• **YOUR TASK**
Go through the listing and write out all of it exactly.

[start of RAW RECORDS]

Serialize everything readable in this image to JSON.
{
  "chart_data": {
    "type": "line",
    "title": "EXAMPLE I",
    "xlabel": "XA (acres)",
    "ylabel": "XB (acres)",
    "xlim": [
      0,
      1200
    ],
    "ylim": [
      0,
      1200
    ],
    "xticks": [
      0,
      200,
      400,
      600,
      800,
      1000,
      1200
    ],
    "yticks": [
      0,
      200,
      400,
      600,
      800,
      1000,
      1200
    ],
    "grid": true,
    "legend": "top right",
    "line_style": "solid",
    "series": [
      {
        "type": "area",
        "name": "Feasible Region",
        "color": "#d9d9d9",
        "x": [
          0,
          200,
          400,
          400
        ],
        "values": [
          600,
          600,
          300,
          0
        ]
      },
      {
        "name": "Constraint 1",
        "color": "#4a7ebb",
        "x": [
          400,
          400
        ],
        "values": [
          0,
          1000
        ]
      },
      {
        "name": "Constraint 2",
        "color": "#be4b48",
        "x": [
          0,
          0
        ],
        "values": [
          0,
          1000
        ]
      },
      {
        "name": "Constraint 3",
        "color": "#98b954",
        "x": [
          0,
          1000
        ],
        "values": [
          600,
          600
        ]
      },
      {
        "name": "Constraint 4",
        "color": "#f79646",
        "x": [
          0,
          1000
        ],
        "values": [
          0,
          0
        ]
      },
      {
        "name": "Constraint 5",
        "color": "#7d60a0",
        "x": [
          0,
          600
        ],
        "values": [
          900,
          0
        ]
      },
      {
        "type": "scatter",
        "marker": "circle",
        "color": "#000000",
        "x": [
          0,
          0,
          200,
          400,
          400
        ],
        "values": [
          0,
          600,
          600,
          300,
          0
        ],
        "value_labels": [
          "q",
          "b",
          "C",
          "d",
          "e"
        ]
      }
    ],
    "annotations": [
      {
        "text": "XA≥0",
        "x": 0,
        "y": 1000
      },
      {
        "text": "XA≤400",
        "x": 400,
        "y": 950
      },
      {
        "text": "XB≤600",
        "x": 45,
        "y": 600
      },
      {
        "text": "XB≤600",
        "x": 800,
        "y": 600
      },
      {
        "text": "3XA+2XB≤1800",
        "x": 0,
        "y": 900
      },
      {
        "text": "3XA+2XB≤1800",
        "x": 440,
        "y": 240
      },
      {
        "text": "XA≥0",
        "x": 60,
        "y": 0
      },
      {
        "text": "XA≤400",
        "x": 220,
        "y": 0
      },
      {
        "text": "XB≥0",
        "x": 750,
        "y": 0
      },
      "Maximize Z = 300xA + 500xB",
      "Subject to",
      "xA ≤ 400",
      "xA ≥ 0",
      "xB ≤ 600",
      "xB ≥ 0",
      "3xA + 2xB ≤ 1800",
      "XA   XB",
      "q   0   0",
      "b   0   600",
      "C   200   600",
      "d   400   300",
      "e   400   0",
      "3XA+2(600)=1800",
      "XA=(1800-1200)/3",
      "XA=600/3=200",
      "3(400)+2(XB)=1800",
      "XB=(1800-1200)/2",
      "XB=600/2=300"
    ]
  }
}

[end of RAW RECORDS]

• **OUTPUT BELOW**
Serialize everything readable in this image to JSON.
{
  "chart_data": {
    "type": "line",
    "title": "EXAMPLE I",
    "xlabel": "XA (acres)",
    "ylabel": "XB (acres)",
    "xlim": [
      0,
      1200
    ],
    "ylim": [
      0,
      1200
    ],
    "xticks": [
      0,
      200,
      400,
      600,
      800,
      1000,
      1200
    ],
    "yticks": [
      0,
      200,
      400,
      600,
      800,
      1000,
      1200
    ],
    "grid": true,
    "legend": "top right",
    "line_style": "solid",
    "series": [
      {
        "type": "area",
        "name": "Feasible Region",
        "color": "#d9d9d9",
        "x": [
          0,
          200,
          400,
          400
        ],
        "values": [
          600,
          600,
          300,
          0
        ]
      },
      {
        "name": "Constraint 1",
        "color": "#4a7ebb",
        "x": [
          400,
          400
        ],
        "values": [
          0,
          1000
        ]
      },
      {
        "name": "Constraint 2",
        "color": "#be4b48",
        "x": [
          0,
          0
        ],
        "values": [
          0,
          1000
        ]
      },
      {
        "name": "Constraint 3",
        "color": "#98b954",
        "x": [
          0,
          1000
        ],
        "values": [
          600,
          600
        ]
      },
      {
        "name": "Constraint 4",
        "color": "#f79646",
        "x": [
          0,
          1000
        ],
        "values": [
          0,
          0
        ]
      },
      {
        "name": "Constraint 5",
        "color": "#7d60a0",
        "x": [
          0,
          600
        ],
        "values": [
          900,
          0
        ]
      },
      {
        "type": "scatter",
        "marker": "circle",
        "color": "#000000",
        "x": [
          0,
          0,
          200,
          400,
          400
        ],
        "values": [
          0,
          600,
          600,
          300,
          0
        ],
        "value_labels": [
          "q",
          "b",
          "C",
          "d",
          "e"
        ]
      }
    ],
    "annotations": [
      {
        "text": "XA≥0",
        "x": 0,
        "y": 1000
      },
      {
        "text": "XA≤400",
        "x": 400,
        "y": 950
      },
      {
        "text": "XB≤600",
        "x": 45,
        "y": 600
      },
      {
        "text": "XB≤600",
        "x": 800,
        "y": 600
      },
      {
        "text": "3XA+2XB≤1800",
        "x": 0,
        "y": 900
      },
      {
        "text": "3XA+2XB≤1800",
        "x": 440,
        "y": 240
      },
      {
        "text": "XA≥0",
        "x": 60,
        "y": 0
      },
      {
        "text": "XA≤400",
        "x": 220,
        "y": 0
      },
      {
        "text": "XB≥0",
        "x": 750,
        "y": 0
      },
      "Maximize Z = 300xA + 500xB",
      "Subject to",
      "xA ≤ 400",
      "xA ≥ 0",
      "xB ≤ 600",
      "xB ≥ 0",
      "3xA + 2xB ≤ 1800",
      "XA   XB",
      "q   0   0",
      "b   0   600",
      "C   200   600",
      "d   400   300",
      "e   400   0",
      "3XA+2(600)=1800",
      "XA=(1800-1200)/3",
      "XA=600/3=200",
      "3(400)+2(XB)=1800",
      "XB=(1800-1200)/2",
      "XB=600/2=300"
    ]
  }
}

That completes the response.